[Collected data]
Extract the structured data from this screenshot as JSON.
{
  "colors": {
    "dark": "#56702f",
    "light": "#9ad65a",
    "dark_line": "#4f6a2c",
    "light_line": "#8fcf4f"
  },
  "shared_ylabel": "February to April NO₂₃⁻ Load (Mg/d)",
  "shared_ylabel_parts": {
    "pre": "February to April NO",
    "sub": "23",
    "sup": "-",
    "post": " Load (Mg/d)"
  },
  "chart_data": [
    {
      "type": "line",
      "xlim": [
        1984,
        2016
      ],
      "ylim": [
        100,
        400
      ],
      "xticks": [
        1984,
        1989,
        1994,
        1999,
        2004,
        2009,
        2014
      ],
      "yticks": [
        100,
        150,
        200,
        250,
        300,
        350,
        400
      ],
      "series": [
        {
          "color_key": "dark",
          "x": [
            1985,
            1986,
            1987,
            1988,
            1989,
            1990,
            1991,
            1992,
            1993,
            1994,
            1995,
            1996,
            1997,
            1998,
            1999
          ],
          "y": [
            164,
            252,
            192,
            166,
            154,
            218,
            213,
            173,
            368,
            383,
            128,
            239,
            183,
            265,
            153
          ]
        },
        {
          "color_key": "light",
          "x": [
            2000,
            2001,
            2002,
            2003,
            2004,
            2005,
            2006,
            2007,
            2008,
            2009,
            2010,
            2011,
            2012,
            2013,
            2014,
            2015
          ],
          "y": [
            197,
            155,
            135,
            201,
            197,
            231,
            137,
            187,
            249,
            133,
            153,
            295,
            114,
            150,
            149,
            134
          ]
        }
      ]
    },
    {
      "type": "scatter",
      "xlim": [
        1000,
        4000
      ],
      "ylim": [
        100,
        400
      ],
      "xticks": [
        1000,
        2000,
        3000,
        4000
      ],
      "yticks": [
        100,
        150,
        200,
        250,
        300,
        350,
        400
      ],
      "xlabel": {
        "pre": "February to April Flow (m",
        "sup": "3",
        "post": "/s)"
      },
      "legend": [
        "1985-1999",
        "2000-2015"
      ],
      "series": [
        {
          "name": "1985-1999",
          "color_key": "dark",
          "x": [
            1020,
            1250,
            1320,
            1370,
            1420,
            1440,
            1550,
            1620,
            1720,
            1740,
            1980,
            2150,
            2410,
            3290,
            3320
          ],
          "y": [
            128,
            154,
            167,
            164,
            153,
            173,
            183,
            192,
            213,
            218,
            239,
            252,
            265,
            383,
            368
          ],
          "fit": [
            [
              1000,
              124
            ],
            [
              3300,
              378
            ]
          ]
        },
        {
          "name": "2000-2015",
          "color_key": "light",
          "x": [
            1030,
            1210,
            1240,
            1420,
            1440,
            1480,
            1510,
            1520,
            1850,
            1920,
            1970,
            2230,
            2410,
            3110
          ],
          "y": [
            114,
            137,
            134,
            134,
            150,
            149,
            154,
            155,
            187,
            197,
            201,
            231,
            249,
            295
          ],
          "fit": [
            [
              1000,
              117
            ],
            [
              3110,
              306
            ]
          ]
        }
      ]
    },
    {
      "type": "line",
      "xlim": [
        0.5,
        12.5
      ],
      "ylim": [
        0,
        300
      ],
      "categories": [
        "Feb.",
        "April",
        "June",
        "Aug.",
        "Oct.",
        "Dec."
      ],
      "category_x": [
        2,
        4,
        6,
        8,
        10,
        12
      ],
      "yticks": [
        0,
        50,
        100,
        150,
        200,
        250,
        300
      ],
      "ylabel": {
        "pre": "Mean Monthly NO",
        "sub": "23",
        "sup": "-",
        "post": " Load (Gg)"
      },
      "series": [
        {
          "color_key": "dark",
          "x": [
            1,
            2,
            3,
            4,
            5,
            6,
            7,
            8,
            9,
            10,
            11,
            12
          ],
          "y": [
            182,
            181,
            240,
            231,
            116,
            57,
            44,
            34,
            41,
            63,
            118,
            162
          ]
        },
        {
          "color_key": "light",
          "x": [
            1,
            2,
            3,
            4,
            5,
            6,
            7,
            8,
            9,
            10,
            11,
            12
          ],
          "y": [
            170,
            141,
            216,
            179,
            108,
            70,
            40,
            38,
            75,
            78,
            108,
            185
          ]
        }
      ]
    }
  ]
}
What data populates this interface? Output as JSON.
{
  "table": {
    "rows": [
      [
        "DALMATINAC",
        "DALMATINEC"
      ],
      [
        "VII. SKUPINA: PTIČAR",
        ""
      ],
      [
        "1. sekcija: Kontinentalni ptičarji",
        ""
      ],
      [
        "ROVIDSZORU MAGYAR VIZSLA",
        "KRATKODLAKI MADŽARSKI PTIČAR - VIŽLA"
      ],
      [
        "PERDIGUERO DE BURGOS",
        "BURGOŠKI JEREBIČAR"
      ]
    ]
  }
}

- WRITTEN PROBLEM
Within the listing above, work out how many lines contain the string "February", and reply with that number only.

- OUTPUT FOR THIS TASK
3